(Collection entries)

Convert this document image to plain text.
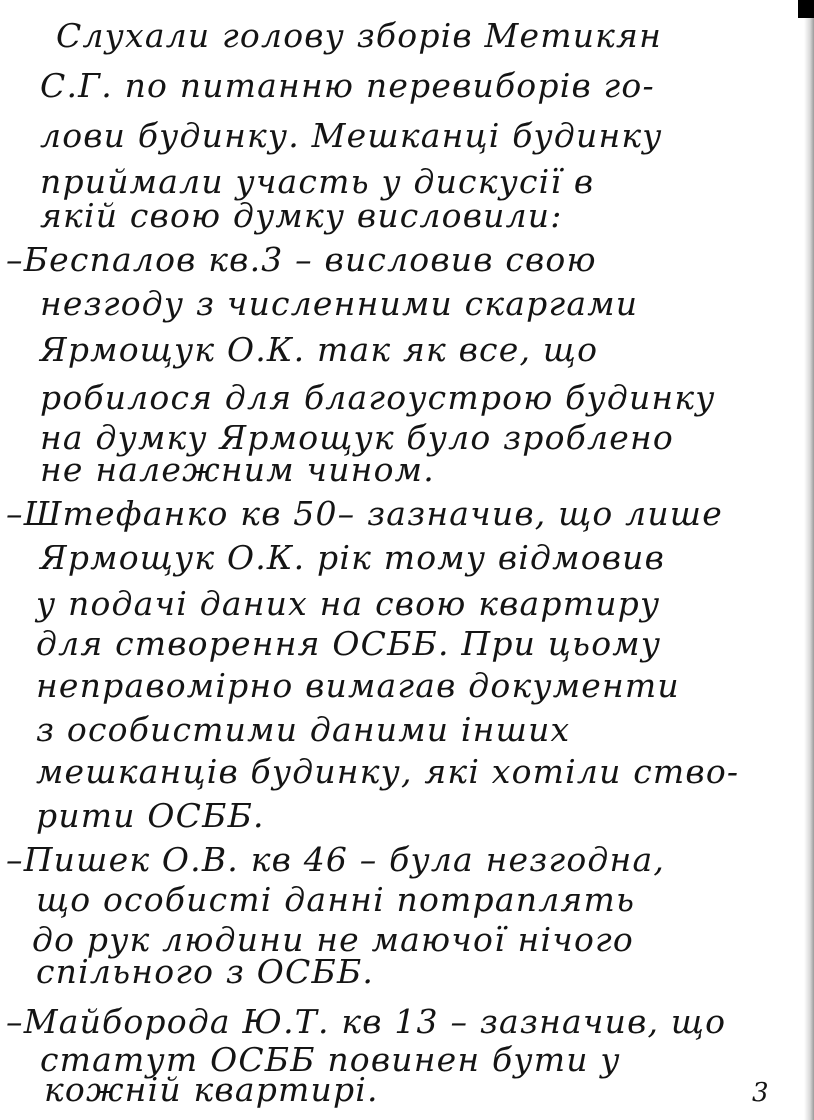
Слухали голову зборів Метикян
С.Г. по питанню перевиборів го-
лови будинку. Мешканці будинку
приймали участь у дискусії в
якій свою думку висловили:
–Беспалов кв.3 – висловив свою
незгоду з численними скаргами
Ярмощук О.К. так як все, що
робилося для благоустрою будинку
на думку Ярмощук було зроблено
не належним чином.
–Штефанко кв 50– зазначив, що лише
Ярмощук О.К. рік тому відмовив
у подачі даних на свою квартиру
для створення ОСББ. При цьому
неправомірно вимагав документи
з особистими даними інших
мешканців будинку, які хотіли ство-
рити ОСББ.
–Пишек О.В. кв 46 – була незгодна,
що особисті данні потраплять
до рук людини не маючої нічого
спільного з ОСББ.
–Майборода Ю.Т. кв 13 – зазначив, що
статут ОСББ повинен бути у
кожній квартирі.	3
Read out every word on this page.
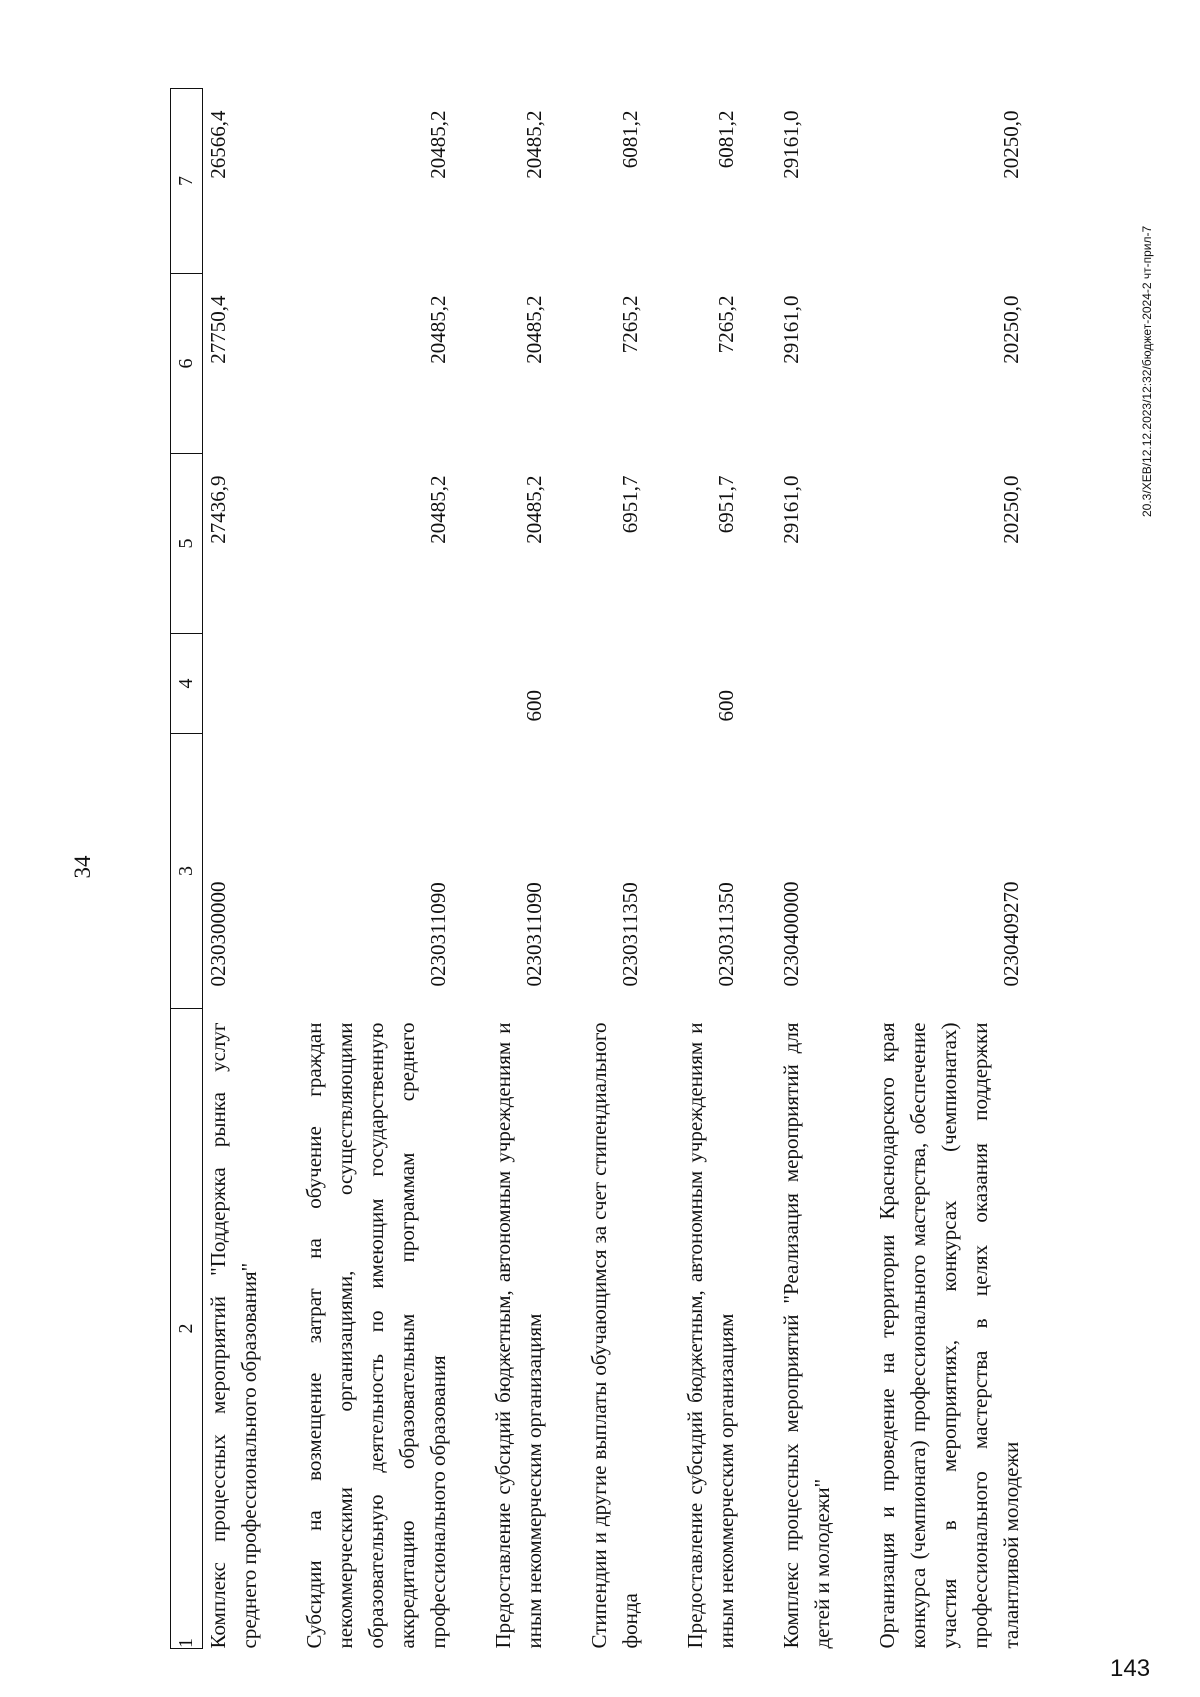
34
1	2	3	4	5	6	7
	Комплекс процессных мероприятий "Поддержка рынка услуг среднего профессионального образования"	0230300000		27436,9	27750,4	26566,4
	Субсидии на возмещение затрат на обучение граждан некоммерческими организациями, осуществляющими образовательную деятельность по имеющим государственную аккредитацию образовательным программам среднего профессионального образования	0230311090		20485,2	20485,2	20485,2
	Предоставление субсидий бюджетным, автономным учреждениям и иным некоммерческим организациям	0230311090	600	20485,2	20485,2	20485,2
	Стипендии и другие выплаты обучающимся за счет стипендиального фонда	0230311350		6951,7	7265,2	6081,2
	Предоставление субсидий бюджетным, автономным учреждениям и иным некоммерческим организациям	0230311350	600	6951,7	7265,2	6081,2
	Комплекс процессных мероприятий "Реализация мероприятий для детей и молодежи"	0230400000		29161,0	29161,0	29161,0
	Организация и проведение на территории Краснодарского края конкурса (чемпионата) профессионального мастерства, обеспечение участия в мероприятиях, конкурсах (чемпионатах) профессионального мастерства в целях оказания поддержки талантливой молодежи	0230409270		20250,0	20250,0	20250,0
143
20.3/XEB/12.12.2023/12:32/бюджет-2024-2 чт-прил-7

* * *

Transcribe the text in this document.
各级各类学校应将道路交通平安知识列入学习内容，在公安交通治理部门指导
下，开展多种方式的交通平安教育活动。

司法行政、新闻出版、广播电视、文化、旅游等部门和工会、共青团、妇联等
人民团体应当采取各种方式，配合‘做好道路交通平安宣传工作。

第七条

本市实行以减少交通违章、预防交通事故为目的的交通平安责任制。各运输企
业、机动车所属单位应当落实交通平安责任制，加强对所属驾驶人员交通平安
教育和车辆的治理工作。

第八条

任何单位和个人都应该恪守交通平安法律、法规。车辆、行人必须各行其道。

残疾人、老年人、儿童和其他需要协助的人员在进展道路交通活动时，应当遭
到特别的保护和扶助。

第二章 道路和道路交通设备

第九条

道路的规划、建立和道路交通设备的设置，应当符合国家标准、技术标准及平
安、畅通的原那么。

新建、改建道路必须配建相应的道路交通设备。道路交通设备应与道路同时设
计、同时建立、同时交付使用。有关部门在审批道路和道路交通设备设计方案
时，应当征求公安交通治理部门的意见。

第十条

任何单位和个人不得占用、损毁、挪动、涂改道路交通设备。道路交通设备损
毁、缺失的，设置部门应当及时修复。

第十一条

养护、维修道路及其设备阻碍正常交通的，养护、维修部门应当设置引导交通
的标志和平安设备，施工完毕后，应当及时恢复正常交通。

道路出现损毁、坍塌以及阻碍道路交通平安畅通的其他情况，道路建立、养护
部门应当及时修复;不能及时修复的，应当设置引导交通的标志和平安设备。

* * *

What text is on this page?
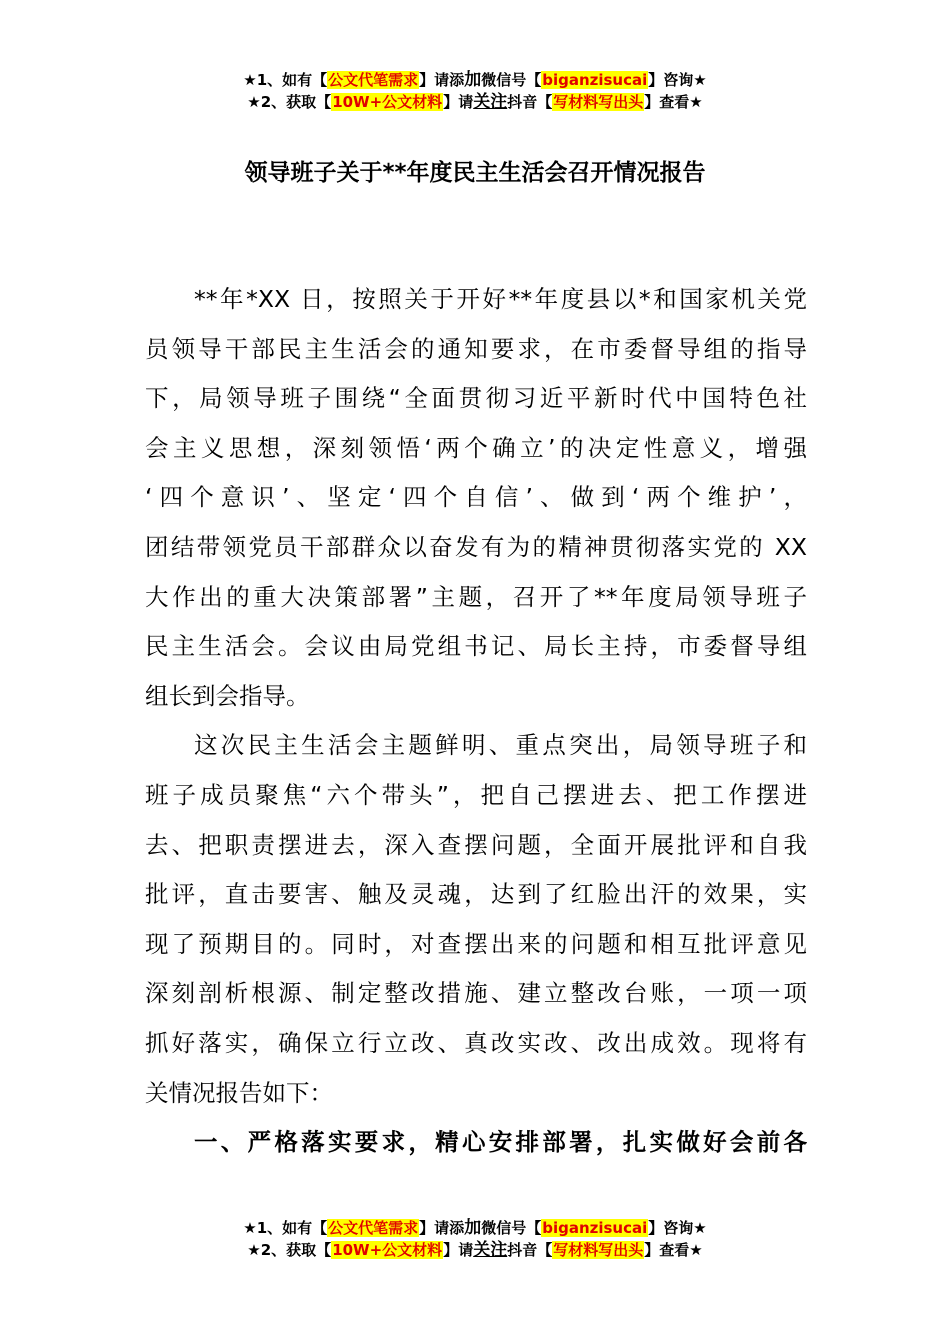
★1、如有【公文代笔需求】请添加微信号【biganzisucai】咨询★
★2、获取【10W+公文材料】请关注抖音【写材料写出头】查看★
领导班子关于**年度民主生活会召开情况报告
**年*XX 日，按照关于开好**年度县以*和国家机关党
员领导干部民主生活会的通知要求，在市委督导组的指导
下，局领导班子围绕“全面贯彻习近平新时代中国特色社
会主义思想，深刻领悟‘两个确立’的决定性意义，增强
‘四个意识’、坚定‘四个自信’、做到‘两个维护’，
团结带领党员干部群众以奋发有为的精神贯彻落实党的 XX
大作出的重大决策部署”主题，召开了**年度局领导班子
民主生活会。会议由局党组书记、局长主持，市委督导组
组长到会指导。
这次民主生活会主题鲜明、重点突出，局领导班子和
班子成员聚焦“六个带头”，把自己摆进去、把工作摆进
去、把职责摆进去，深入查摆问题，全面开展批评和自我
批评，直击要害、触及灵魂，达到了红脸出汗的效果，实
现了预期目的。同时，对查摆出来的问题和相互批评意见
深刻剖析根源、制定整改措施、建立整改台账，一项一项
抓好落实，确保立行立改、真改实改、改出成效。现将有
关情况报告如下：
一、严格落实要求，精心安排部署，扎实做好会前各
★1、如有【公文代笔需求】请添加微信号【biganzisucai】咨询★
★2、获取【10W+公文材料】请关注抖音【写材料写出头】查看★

WHAT IS ASKED:
Copy out every line of the data that includes the word "бюджетным".

PROBLEM SOLUTION:
	Предоставление субсидий бюджетным, автономным учреждениям и иным некоммерческим организациям	0230311090	600	20485,2	20485,2	20485,2
	Предоставление субсидий бюджетным, автономным учреждениям и иным некоммерческим организациям	0230311350	600	6951,7	7265,2	6081,2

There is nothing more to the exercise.